• Direction
Please count the lines below that contain the word "legend", and reply with that number alone.

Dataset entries
◆ ◆ ◆ ◆ ◆ ◆ ◆
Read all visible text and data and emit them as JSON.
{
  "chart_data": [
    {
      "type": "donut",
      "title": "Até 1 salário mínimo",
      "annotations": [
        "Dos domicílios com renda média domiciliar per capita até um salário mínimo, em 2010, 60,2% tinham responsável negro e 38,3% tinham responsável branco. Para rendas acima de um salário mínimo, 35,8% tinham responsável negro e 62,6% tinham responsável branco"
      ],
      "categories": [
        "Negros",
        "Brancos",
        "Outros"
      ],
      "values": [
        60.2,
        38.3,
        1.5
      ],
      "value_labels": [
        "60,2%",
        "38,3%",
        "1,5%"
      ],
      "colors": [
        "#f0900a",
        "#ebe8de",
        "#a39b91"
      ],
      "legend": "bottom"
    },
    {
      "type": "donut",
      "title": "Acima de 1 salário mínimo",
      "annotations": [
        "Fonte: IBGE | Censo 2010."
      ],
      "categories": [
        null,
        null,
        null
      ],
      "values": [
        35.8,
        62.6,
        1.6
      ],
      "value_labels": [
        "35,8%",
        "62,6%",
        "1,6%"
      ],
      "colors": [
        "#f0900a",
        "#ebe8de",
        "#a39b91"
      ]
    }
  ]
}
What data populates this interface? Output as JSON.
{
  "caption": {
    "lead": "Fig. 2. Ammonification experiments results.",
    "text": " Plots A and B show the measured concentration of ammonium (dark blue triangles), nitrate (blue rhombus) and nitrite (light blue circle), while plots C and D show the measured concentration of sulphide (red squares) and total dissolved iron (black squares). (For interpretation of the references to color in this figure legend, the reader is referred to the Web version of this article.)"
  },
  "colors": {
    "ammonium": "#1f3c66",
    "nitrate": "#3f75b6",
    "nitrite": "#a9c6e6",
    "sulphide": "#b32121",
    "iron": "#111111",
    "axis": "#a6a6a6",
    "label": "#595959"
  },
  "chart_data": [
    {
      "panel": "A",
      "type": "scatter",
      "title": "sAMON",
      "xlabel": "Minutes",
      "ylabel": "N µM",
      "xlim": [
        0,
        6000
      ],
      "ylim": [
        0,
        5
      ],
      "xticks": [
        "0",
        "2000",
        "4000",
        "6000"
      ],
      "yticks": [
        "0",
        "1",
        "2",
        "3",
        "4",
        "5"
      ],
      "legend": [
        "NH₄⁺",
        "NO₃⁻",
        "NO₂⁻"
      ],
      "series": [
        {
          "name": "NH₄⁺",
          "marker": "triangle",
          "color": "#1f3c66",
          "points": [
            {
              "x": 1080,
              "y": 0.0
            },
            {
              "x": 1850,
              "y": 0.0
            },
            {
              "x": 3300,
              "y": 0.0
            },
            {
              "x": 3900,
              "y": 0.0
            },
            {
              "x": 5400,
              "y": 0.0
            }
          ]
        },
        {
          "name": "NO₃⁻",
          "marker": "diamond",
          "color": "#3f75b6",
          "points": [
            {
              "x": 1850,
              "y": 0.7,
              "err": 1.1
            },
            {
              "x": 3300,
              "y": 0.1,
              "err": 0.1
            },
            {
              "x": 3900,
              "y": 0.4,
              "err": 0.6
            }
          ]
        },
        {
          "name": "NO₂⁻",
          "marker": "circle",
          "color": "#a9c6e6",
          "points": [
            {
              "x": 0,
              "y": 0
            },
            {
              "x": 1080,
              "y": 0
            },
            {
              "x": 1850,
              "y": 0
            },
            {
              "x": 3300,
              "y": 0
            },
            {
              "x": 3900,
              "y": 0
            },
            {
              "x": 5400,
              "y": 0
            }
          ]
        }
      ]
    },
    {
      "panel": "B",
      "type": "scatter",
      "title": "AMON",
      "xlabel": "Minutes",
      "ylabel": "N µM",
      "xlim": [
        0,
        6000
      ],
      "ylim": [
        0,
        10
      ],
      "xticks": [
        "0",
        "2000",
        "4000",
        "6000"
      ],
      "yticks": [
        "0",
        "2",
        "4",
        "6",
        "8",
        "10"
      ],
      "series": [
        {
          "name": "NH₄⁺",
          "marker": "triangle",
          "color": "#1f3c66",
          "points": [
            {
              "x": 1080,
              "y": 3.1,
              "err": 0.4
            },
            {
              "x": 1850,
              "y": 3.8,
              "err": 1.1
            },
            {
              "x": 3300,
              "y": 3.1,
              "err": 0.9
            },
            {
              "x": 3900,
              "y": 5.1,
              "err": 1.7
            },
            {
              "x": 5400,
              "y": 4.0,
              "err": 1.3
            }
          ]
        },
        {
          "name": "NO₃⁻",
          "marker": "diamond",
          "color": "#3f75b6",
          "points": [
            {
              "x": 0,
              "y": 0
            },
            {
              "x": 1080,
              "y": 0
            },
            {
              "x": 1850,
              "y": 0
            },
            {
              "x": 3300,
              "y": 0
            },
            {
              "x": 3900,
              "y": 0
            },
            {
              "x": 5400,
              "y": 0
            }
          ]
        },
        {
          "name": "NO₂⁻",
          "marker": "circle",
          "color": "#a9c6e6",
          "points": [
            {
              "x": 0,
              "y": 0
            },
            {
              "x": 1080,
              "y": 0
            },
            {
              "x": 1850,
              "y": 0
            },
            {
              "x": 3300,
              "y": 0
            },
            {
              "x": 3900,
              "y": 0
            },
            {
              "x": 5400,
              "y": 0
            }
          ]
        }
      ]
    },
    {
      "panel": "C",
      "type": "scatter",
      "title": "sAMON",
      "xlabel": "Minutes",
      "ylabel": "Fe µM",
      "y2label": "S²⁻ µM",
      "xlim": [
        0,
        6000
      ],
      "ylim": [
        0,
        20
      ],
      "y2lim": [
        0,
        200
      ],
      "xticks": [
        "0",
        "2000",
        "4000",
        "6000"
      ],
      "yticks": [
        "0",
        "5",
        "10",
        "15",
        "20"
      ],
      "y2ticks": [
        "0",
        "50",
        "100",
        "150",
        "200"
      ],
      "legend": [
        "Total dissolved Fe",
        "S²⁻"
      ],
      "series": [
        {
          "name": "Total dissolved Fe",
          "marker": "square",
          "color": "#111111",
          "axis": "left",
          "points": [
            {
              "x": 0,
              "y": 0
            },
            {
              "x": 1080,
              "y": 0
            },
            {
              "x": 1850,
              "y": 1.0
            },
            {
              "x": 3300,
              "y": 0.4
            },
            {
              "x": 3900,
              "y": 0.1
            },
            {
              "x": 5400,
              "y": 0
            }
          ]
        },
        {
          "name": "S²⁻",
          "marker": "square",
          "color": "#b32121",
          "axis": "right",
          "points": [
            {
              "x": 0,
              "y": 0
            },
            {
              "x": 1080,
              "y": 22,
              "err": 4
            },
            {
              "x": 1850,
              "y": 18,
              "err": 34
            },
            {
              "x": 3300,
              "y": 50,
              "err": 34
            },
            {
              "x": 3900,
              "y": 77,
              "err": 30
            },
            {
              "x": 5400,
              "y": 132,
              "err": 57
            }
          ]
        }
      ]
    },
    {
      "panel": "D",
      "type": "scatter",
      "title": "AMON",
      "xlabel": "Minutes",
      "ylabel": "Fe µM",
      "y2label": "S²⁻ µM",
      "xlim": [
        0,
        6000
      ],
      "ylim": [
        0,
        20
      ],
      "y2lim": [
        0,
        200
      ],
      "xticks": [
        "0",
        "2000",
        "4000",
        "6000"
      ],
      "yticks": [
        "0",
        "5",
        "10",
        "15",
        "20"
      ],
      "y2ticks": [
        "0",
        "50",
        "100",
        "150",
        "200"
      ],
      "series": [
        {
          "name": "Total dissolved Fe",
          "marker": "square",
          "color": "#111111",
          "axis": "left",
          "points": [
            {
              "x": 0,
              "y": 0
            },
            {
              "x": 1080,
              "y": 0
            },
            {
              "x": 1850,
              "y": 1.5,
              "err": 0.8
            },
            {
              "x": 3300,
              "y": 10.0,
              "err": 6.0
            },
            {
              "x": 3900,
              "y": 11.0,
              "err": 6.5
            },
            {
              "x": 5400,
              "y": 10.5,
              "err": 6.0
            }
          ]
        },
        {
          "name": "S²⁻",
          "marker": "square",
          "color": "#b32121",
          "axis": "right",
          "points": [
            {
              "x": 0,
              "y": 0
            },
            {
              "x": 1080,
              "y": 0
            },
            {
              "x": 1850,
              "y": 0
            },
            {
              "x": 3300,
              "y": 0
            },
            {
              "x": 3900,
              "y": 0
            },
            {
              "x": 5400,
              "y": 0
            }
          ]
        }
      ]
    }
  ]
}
◆ ◆ ◆ ◆ ◆ ◆ ◆
• Exercise solution
4